====== RECORDS FOR PROCESSING ======
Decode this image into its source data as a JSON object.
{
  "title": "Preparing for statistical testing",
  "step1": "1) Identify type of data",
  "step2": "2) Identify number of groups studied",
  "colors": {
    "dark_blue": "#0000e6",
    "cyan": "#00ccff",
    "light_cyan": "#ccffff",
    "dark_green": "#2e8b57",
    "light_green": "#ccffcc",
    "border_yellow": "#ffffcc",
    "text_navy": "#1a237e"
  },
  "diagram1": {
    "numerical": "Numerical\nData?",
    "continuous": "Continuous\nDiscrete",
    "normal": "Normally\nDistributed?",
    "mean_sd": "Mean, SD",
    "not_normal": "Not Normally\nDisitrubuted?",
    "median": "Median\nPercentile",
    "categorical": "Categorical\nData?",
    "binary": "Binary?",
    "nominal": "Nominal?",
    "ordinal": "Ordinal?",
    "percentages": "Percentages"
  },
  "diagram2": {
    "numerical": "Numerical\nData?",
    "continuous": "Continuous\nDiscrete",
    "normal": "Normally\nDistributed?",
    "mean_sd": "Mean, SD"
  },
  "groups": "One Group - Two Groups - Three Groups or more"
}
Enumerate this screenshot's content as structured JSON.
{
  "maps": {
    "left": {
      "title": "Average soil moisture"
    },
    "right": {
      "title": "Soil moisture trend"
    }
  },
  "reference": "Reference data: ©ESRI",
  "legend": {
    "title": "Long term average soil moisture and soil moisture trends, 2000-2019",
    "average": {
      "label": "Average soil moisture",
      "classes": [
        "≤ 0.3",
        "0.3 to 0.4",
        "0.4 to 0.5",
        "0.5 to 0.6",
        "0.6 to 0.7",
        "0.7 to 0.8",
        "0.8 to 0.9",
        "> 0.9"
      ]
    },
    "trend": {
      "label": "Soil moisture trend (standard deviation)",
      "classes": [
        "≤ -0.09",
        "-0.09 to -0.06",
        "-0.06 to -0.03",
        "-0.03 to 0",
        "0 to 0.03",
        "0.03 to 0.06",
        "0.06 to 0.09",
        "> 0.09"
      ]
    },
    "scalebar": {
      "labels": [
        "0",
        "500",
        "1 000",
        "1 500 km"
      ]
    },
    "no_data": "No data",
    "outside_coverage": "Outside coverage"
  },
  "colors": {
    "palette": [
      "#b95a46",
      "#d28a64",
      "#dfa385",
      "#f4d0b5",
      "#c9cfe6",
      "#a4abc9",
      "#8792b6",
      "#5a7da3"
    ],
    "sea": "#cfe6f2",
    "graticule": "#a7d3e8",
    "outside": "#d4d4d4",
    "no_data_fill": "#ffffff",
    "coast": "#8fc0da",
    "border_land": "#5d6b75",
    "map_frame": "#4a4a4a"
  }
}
======
WRITTEN TASK
Exactly reproduce every record.

THE SOLUTION
Decode this image into its source data as a JSON object.
{
  "title": "Preparing for statistical testing",
  "step1": "1) Identify type of data",
  "step2": "2) Identify number of groups studied",
  "colors": {
    "dark_blue": "#0000e6",
    "cyan": "#00ccff",
    "light_cyan": "#ccffff",
    "dark_green": "#2e8b57",
    "light_green": "#ccffcc",
    "border_yellow": "#ffffcc",
    "text_navy": "#1a237e"
  },
  "diagram1": {
    "numerical": "Numerical\nData?",
    "continuous": "Continuous\nDiscrete",
    "normal": "Normally\nDistributed?",
    "mean_sd": "Mean, SD",
    "not_normal": "Not Normally\nDisitrubuted?",
    "median": "Median\nPercentile",
    "categorical": "Categorical\nData?",
    "binary": "Binary?",
    "nominal": "Nominal?",
    "ordinal": "Ordinal?",
    "percentages": "Percentages"
  },
  "diagram2": {
    "numerical": "Numerical\nData?",
    "continuous": "Continuous\nDiscrete",
    "normal": "Normally\nDistributed?",
    "mean_sd": "Mean, SD"
  },
  "groups": "One Group - Two Groups - Three Groups or more"
}
Enumerate this screenshot's content as structured JSON.
{
  "maps": {
    "left": {
      "title": "Average soil moisture"
    },
    "right": {
      "title": "Soil moisture trend"
    }
  },
  "reference": "Reference data: ©ESRI",
  "legend": {
    "title": "Long term average soil moisture and soil moisture trends, 2000-2019",
    "average": {
      "label": "Average soil moisture",
      "classes": [
        "≤ 0.3",
        "0.3 to 0.4",
        "0.4 to 0.5",
        "0.5 to 0.6",
        "0.6 to 0.7",
        "0.7 to 0.8",
        "0.8 to 0.9",
        "> 0.9"
      ]
    },
    "trend": {
      "label": "Soil moisture trend (standard deviation)",
      "classes": [
        "≤ -0.09",
        "-0.09 to -0.06",
        "-0.06 to -0.03",
        "-0.03 to 0",
        "0 to 0.03",
        "0.03 to 0.06",
        "0.06 to 0.09",
        "> 0.09"
      ]
    },
    "scalebar": {
      "labels": [
        "0",
        "500",
        "1 000",
        "1 500 km"
      ]
    },
    "no_data": "No data",
    "outside_coverage": "Outside coverage"
  },
  "colors": {
    "palette": [
      "#b95a46",
      "#d28a64",
      "#dfa385",
      "#f4d0b5",
      "#c9cfe6",
      "#a4abc9",
      "#8792b6",
      "#5a7da3"
    ],
    "sea": "#cfe6f2",
    "graticule": "#a7d3e8",
    "outside": "#d4d4d4",
    "no_data_fill": "#ffffff",
    "coast": "#8fc0da",
    "border_land": "#5d6b75",
    "map_frame": "#4a4a4a"
  }
}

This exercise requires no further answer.